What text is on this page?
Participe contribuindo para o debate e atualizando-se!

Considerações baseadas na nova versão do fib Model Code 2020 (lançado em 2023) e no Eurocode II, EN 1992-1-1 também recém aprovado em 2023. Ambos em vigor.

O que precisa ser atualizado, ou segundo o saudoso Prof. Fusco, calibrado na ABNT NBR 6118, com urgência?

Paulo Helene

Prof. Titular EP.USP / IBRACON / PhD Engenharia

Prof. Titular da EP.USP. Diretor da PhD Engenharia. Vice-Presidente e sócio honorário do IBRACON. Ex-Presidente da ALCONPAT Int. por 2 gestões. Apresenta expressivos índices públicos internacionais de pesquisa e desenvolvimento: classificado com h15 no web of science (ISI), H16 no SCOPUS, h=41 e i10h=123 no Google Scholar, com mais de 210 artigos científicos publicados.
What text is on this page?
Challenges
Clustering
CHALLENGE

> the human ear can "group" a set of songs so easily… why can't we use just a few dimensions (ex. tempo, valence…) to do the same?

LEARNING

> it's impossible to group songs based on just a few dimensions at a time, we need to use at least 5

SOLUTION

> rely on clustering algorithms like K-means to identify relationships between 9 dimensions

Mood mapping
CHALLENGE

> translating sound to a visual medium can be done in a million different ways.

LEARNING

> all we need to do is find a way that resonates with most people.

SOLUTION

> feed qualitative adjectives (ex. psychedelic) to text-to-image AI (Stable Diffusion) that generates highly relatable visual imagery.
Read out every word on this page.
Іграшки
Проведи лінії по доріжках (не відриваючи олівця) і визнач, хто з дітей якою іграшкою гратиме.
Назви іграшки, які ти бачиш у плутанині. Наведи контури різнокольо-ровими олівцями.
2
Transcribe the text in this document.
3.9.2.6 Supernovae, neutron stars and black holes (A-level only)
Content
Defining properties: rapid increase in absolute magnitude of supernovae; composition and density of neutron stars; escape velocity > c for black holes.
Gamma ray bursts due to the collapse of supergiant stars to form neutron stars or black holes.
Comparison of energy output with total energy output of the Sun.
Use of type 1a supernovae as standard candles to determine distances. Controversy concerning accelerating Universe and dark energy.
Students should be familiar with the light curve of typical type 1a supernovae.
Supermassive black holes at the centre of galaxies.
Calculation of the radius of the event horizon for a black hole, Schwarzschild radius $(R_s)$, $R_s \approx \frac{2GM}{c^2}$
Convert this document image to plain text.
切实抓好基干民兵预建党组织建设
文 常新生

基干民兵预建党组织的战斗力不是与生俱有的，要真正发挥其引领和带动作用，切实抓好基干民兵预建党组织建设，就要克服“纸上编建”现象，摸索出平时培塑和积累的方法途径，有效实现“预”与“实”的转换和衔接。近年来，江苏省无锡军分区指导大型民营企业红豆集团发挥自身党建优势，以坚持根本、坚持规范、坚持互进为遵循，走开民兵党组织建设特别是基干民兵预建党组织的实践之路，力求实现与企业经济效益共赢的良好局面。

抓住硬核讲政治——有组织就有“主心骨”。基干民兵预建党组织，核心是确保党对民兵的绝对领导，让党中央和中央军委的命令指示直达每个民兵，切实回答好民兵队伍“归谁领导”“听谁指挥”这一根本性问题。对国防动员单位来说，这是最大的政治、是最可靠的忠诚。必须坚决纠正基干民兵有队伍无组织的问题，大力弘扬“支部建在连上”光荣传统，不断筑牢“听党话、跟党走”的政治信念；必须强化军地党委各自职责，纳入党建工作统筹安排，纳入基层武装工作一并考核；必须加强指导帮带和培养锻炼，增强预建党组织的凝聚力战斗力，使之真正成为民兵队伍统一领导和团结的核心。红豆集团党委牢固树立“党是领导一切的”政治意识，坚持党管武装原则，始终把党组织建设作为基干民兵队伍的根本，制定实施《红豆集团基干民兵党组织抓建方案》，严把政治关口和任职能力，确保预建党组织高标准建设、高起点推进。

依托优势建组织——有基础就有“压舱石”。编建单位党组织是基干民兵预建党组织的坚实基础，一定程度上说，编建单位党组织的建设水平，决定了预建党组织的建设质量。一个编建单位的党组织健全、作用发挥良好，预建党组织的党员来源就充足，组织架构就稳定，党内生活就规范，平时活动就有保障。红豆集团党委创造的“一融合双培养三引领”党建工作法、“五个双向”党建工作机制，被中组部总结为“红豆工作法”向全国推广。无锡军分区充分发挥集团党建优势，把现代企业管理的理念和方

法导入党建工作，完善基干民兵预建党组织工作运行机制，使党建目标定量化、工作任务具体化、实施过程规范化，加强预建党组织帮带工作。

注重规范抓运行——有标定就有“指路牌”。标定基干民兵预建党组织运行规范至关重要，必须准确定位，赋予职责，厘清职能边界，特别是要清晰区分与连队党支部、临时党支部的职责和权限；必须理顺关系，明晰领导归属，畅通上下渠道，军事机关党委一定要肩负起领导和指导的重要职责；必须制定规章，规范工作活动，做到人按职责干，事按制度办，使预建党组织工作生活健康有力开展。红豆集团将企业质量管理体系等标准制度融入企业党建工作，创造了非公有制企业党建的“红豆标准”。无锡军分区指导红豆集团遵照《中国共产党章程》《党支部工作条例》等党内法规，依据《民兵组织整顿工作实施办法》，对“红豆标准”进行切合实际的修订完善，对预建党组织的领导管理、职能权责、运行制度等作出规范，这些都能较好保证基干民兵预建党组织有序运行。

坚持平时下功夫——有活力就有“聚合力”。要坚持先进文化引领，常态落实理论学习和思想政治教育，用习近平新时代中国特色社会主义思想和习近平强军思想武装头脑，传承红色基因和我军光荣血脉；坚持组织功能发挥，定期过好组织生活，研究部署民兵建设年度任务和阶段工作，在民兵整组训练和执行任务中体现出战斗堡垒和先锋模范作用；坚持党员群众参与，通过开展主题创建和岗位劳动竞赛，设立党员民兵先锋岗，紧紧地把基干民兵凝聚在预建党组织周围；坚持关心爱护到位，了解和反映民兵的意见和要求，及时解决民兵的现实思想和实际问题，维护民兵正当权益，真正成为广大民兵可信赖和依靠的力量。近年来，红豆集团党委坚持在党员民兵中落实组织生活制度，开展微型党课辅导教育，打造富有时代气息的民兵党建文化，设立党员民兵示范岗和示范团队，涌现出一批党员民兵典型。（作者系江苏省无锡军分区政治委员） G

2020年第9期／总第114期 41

YOUR TASK
Collect the complete line wherever the string "IBRACON" appears in the records.

EXPECTED OUTPUT
Prof. Titular EP.USP / IBRACON / PhD Engenharia
Prof. Titular da EP.USP. Diretor da PhD Engenharia. Vice-Presidente e sócio honorário do IBRACON. Ex-Presidente da ALCONPAT Int. por 2 gestões. Apresenta expressivos índices públicos internacionais de pesquisa e desenvolvimento: classificado com h15 no web of science (ISI), H16 no SCOPUS, h=41 e i10h=123 no Google Scholar, com mais de 210 artigos científicos publicados.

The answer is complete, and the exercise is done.